--- MATERIAL ---

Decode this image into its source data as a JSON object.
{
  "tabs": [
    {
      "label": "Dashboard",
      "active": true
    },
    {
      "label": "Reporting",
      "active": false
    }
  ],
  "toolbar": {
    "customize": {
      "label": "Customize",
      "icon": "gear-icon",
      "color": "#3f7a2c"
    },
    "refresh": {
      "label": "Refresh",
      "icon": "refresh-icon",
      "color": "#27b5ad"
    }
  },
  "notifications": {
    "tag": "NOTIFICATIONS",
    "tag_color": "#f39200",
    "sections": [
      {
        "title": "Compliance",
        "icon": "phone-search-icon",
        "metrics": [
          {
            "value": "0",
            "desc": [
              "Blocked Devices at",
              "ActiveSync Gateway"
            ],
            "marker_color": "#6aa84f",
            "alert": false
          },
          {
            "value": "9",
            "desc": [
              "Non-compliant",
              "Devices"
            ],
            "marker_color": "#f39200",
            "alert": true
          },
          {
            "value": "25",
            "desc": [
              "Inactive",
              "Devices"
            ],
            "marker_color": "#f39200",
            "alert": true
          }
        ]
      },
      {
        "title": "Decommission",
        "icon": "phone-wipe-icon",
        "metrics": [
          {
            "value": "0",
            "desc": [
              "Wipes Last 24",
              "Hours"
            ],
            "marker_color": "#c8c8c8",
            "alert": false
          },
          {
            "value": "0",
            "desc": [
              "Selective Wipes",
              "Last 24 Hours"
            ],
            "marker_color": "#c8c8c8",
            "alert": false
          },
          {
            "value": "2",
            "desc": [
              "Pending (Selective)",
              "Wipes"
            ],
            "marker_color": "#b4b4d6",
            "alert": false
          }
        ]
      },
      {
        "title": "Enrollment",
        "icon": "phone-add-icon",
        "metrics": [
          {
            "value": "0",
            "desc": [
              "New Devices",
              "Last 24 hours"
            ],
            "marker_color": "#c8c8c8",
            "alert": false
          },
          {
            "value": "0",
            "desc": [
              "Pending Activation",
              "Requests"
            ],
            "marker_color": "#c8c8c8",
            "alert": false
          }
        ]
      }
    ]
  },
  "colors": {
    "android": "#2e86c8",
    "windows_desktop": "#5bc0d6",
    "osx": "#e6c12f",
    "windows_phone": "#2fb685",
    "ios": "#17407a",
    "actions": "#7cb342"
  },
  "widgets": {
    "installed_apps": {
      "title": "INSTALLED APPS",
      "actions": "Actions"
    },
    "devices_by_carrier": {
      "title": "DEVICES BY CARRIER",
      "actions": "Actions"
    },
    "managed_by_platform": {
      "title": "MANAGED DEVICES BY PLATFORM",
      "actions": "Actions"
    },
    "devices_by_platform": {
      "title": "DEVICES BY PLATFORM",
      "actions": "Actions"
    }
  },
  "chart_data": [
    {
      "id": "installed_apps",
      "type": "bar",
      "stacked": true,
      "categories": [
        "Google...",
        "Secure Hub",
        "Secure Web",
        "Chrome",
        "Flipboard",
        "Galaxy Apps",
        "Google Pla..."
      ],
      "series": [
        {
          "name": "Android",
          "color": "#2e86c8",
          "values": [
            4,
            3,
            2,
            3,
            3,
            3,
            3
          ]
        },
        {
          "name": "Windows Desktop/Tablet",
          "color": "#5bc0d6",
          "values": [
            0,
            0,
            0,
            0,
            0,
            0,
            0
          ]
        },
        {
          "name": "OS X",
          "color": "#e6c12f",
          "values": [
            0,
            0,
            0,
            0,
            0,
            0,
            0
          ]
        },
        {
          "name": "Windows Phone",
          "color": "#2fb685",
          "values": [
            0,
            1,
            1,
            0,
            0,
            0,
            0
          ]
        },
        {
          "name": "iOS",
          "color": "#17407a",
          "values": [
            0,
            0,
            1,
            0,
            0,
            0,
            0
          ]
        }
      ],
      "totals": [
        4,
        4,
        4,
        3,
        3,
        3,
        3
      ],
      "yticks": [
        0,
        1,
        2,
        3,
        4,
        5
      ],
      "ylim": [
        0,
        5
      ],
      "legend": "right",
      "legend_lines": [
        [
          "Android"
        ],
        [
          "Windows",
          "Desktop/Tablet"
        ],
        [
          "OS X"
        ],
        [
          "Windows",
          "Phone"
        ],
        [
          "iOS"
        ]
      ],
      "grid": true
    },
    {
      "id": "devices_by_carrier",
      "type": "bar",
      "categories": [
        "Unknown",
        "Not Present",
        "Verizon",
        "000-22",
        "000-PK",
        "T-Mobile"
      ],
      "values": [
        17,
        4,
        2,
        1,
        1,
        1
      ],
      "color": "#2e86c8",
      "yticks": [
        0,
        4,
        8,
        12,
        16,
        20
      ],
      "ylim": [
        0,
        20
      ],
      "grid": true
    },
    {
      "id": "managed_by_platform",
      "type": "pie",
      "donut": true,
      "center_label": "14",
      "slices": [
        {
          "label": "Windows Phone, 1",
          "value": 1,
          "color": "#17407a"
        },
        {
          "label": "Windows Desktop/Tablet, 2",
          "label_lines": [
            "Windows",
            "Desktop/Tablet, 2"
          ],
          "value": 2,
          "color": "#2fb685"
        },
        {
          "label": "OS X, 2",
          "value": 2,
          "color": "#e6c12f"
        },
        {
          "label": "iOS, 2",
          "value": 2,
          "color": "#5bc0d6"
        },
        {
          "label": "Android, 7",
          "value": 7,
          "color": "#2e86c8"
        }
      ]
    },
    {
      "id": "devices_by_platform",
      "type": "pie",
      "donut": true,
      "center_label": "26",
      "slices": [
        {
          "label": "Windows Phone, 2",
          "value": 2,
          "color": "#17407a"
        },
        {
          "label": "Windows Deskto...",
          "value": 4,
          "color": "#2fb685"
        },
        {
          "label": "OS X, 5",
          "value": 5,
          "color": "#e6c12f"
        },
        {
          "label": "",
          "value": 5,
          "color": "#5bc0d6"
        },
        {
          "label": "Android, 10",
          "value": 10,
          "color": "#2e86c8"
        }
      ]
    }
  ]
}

---

§ **GOAL**
Within the material above, find the lines that contain the word "icon"; copy them.

§ **EXPECTED ANSWER**
      "icon": "gear-icon",
      "icon": "refresh-icon",
        "icon": "phone-search-icon",
        "icon": "phone-wipe-icon",
        "icon": "phone-add-icon",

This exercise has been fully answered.